Na Europa, a SuperMeat captou aproximadamente US$ 3,5 milhões para acelerar a entrada de seu frango cultivado no mercado europeu. A empresa afirma ter atingido paridade de custo com o frango convencional em ambientes controlados de produção, embora ainda dependa de aprovação regulatória para vendas em larga escala.
Grandes grupos no setor
O avanço da carne cultivada também tem atraído empresas tradicionais do setor de proteínas. A JBS, uma das maiores produtoras de carne do mundo, fez investimentos de cerca de US$ 100 milhões em tecnologias de carne cultivada, incluindo a aquisição da espanhola BioTech Foods. A companhia planeja iniciar a produção comercial nos próximos anos, inicialmente fora do Brasil.
Outros nomes relevantes do setor incluem Upside Foods, Aleph Farms, BlueNalu, Wildtype e Mission Barns, com projetos focados em frango, carne bovina, peixes, frutos do mar e gordura animal cultivada para uso em alimentos processados.
Aprovações regulatórias
No campo regulatório, Estados Unidos e Singapura seguem na liderança. A Believer Meats recebeu autorização do Departamento de Agricultura dos EUA (USDA) para produzir e comercializar frango cultivado, tornando-se a primeira empresa estrangeira a obter esse tipo de aprovação no país.
Já a Wildtype obteve aval da FDA para servir salmão cultivado em restaurantes selecionados nos Estados Unidos. Singapura, primeiro país a liberar a venda de carne cultivada, continua aprovando novas empresas e se consolidando como um laboratório global da tecnologia.
Ainda assim, segundo a Market Growth Reports, 24% dos mercados potenciais ainda não contam com caminhos regulatórios claros, o que atrasa a entrada de novos produtos e aumenta o custo de capital para as empresas.
Resistência política e ceticismo do consumidor
Apesar dos avanços, o setor enfrenta oposição crescente em algumas regiões. Estados americanos como Flórida e Texas aprovaram leis que proíbem a venda de carne cultivada, sob o argumento de proteger a pecuária tradicional.
As medidas estão sendo contestadas judicialmente por empresas e entidades do setor, que as veem como barreiras à inovação e à livre concorrência.
Na Europa, o debate ocorre de forma mais cautelosa. Autoridades ainda trabalham na definição de critérios específicos de segurança e rotulagem, enquanto pesquisas indicam que parte dos consumidores permanece cética.

Tarefas propostas:
**A.** Liste as empresas que o texto sobre carne cultivada apresenta como outros nomes relevantes do setor.
**B.** Reescreva a parte do texto sobre carne cultivada que começa em "As medidas estão" e termina em "consumidores permanece cética.", substituindo "cautelosa" por "prudente".

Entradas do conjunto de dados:
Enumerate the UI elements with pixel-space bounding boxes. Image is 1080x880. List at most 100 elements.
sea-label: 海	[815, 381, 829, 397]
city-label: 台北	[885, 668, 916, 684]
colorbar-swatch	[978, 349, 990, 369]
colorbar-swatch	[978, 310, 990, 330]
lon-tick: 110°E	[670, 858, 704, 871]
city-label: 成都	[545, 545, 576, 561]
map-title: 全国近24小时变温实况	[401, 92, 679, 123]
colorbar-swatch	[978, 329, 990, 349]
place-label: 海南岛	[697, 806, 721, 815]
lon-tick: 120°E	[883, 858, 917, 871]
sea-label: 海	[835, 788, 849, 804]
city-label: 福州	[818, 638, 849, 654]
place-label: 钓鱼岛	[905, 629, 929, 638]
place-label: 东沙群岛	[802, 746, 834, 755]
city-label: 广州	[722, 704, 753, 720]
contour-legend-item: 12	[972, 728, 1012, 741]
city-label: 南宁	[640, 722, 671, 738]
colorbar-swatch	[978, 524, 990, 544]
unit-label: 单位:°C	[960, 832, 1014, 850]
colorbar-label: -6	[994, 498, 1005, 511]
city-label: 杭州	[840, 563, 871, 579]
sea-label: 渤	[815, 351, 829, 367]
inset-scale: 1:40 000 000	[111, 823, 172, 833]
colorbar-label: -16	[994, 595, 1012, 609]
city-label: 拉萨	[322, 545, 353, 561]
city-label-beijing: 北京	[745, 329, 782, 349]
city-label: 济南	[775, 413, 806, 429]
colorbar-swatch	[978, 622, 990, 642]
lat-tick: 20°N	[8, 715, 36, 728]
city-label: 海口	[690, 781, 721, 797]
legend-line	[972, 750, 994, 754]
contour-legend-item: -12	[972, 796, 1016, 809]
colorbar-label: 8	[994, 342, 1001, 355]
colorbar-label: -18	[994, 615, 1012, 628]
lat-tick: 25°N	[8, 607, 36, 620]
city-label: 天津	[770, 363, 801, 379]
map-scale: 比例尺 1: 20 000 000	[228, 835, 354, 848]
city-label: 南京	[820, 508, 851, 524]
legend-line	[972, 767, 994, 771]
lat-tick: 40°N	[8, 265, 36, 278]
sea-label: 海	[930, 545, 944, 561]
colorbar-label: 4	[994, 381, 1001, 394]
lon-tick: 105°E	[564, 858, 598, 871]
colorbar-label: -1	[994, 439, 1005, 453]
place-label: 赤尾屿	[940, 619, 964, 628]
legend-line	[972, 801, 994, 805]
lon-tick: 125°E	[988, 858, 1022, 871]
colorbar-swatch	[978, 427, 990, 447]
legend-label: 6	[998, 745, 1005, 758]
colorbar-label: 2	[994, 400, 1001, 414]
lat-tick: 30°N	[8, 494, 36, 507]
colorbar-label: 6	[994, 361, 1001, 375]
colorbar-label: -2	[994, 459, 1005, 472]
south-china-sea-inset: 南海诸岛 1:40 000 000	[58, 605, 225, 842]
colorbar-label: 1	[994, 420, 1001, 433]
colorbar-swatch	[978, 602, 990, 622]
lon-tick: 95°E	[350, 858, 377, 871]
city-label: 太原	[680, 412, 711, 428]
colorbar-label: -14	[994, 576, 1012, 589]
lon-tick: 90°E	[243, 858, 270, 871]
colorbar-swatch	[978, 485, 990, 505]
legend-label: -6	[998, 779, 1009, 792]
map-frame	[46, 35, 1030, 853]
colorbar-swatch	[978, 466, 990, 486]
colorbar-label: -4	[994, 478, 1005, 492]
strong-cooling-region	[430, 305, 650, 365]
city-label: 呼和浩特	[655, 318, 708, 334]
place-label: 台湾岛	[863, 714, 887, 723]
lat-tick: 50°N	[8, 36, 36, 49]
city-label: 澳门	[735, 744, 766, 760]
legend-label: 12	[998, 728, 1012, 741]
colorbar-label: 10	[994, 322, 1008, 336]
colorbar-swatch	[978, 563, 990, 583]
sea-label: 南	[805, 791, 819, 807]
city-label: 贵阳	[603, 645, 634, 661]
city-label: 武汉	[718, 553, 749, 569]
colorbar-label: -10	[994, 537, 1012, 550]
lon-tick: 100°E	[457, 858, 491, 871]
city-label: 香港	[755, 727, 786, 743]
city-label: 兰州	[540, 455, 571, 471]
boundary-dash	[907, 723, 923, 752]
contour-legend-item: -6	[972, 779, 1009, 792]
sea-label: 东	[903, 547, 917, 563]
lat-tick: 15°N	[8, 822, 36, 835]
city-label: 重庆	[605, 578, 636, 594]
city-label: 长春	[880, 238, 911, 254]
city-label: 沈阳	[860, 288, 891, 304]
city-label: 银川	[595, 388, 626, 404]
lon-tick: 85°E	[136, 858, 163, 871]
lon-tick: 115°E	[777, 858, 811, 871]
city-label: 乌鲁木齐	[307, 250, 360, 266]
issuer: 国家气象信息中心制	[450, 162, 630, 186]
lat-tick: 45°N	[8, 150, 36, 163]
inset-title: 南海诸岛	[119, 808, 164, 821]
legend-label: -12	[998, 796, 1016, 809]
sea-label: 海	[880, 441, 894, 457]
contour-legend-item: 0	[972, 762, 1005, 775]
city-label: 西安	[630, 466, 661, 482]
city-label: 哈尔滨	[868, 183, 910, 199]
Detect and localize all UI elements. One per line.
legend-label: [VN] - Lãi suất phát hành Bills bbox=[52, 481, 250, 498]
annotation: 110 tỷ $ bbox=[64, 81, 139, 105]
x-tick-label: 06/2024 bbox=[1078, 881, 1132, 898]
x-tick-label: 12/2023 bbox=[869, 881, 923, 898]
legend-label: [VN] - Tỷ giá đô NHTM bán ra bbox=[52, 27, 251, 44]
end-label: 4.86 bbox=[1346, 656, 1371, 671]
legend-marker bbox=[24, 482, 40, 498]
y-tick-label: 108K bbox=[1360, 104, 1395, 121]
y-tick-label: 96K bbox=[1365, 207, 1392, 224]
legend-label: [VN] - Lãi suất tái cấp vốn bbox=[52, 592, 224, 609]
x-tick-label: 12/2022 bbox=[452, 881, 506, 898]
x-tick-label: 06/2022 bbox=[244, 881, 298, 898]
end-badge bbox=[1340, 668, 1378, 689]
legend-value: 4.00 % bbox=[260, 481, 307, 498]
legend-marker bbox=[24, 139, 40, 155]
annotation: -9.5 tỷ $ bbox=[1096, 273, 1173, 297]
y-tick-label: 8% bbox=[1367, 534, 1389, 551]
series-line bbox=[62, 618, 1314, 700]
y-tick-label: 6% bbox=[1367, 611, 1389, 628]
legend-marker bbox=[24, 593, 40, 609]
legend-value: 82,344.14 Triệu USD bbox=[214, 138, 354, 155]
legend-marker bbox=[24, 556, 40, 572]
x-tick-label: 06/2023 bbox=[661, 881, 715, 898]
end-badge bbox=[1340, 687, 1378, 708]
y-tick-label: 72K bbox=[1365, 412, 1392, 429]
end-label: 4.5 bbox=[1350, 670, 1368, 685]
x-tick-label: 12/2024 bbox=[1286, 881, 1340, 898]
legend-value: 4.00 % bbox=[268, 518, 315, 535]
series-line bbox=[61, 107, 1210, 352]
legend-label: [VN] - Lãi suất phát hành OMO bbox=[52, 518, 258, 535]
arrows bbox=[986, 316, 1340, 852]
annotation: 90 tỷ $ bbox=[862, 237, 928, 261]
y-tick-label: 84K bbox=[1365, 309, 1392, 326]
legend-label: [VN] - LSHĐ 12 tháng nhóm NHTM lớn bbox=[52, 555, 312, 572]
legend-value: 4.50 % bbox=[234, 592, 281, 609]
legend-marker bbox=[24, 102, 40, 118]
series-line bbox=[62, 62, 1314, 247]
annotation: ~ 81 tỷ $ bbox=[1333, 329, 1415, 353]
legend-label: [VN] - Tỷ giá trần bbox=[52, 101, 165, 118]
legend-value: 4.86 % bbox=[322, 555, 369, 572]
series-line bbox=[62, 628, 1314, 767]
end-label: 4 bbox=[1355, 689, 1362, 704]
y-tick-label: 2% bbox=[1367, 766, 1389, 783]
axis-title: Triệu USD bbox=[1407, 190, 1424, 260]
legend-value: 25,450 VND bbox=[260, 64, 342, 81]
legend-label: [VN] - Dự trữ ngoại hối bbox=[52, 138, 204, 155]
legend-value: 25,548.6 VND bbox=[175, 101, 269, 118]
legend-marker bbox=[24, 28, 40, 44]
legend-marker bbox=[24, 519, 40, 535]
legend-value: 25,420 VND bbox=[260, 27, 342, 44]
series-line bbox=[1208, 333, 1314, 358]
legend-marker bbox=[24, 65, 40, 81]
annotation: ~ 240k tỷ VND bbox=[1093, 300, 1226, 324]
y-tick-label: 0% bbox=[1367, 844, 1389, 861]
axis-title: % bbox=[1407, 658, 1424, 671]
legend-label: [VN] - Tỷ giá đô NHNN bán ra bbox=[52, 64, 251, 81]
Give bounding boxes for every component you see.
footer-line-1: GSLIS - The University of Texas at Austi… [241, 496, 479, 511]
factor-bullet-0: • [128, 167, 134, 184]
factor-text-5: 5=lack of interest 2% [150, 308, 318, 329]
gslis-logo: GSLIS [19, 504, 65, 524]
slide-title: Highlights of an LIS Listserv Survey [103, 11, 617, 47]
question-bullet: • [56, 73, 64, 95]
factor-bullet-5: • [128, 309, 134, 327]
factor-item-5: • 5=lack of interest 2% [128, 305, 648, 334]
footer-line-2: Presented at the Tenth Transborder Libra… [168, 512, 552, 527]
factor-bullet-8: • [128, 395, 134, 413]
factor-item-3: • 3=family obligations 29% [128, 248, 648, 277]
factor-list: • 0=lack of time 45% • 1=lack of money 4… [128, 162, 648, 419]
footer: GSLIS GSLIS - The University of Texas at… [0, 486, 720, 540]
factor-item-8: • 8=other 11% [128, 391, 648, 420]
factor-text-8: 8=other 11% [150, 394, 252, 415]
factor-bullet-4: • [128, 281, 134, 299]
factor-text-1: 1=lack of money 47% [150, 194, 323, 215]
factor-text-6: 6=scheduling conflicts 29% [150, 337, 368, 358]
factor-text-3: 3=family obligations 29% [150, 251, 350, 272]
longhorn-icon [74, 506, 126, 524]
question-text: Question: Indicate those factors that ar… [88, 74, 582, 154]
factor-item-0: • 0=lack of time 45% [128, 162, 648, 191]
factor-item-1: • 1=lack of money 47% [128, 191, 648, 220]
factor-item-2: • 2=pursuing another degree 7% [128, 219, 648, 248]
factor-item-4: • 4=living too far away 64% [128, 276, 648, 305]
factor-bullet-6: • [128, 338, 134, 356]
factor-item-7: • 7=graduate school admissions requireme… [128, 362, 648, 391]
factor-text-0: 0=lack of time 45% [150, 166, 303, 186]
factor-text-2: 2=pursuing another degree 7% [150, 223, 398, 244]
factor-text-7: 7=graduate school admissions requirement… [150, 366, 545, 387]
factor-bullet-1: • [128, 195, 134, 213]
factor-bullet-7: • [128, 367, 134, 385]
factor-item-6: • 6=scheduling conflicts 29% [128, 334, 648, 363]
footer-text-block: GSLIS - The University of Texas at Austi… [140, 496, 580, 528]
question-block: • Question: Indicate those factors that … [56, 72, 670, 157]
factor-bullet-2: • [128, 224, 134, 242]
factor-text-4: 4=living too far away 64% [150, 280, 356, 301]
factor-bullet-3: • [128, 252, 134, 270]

Respostas:
**A.** Upside Foods, Aleph Farms, BlueNalu, Wildtype e Mission Barns.

**B.**
As medidas estão sendo contestadas judicialmente por empresas e entidades do setor, que as veem como barreiras à inovação e à livre concorrência.
Na Europa, o debate ocorre de forma mais prudente. Autoridades ainda trabalham na definição de critérios específicos de segurança e rotulagem, enquanto pesquisas indicam que parte dos consumidores permanece cética.